Your instructions
Output the entries verbatim, including every line.

Source material
★ ★ ★ ★
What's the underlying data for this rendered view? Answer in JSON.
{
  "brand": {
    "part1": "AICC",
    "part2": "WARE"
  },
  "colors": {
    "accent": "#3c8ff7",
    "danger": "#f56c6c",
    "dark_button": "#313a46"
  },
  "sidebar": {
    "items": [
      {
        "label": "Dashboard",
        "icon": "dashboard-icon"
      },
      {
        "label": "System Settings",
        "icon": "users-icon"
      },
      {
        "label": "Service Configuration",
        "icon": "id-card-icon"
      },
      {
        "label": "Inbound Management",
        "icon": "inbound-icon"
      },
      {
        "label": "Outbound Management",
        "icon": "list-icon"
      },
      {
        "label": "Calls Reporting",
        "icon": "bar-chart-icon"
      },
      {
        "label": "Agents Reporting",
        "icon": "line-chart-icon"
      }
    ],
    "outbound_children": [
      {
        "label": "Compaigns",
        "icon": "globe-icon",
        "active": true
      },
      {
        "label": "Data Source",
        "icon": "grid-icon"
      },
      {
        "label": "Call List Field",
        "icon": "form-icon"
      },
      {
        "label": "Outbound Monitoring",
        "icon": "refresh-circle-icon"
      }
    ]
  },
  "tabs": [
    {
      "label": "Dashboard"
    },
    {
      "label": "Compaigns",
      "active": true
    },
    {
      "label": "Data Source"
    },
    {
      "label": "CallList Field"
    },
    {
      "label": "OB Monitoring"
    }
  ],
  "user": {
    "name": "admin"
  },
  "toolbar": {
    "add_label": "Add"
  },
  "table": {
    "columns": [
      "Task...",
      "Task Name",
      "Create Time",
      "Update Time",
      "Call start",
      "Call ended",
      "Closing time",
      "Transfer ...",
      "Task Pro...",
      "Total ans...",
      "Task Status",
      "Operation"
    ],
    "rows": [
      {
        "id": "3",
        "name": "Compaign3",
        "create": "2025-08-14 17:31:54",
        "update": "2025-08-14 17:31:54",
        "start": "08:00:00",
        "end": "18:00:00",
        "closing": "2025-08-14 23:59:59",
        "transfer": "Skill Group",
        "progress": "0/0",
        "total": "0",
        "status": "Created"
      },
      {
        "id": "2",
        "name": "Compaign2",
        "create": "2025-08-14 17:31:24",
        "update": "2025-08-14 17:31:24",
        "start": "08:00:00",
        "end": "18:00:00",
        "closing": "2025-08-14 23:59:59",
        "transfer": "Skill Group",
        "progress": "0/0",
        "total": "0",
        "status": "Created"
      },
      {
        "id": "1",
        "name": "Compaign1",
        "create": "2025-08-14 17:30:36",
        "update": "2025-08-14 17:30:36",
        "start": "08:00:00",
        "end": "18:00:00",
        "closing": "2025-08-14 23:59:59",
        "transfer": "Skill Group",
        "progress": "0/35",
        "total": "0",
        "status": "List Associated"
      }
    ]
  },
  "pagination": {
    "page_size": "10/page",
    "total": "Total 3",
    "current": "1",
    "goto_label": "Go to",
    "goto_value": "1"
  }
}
★ ★ ★ ★
Response to the exercise
What's the underlying data for this rendered view? Answer in JSON.
{
  "brand": {
    "part1": "AICC",
    "part2": "WARE"
  },
  "colors": {
    "accent": "#3c8ff7",
    "danger": "#f56c6c",
    "dark_button": "#313a46"
  },
  "sidebar": {
    "items": [
      {
        "label": "Dashboard",
        "icon": "dashboard-icon"
      },
      {
        "label": "System Settings",
        "icon": "users-icon"
      },
      {
        "label": "Service Configuration",
        "icon": "id-card-icon"
      },
      {
        "label": "Inbound Management",
        "icon": "inbound-icon"
      },
      {
        "label": "Outbound Management",
        "icon": "list-icon"
      },
      {
        "label": "Calls Reporting",
        "icon": "bar-chart-icon"
      },
      {
        "label": "Agents Reporting",
        "icon": "line-chart-icon"
      }
    ],
    "outbound_children": [
      {
        "label": "Compaigns",
        "icon": "globe-icon",
        "active": true
      },
      {
        "label": "Data Source",
        "icon": "grid-icon"
      },
      {
        "label": "Call List Field",
        "icon": "form-icon"
      },
      {
        "label": "Outbound Monitoring",
        "icon": "refresh-circle-icon"
      }
    ]
  },
  "tabs": [
    {
      "label": "Dashboard"
    },
    {
      "label": "Compaigns",
      "active": true
    },
    {
      "label": "Data Source"
    },
    {
      "label": "CallList Field"
    },
    {
      "label": "OB Monitoring"
    }
  ],
  "user": {
    "name": "admin"
  },
  "toolbar": {
    "add_label": "Add"
  },
  "table": {
    "columns": [
      "Task...",
      "Task Name",
      "Create Time",
      "Update Time",
      "Call start",
      "Call ended",
      "Closing time",
      "Transfer ...",
      "Task Pro...",
      "Total ans...",
      "Task Status",
      "Operation"
    ],
    "rows": [
      {
        "id": "3",
        "name": "Compaign3",
        "create": "2025-08-14 17:31:54",
        "update": "2025-08-14 17:31:54",
        "start": "08:00:00",
        "end": "18:00:00",
        "closing": "2025-08-14 23:59:59",
        "transfer": "Skill Group",
        "progress": "0/0",
        "total": "0",
        "status": "Created"
      },
      {
        "id": "2",
        "name": "Compaign2",
        "create": "2025-08-14 17:31:24",
        "update": "2025-08-14 17:31:24",
        "start": "08:00:00",
        "end": "18:00:00",
        "closing": "2025-08-14 23:59:59",
        "transfer": "Skill Group",
        "progress": "0/0",
        "total": "0",
        "status": "Created"
      },
      {
        "id": "1",
        "name": "Compaign1",
        "create": "2025-08-14 17:30:36",
        "update": "2025-08-14 17:30:36",
        "start": "08:00:00",
        "end": "18:00:00",
        "closing": "2025-08-14 23:59:59",
        "transfer": "Skill Group",
        "progress": "0/35",
        "total": "0",
        "status": "List Associated"
      }
    ]
  },
  "pagination": {
    "page_size": "10/page",
    "total": "Total 3",
    "current": "1",
    "goto_label": "Go to",
    "goto_value": "1"
  }
}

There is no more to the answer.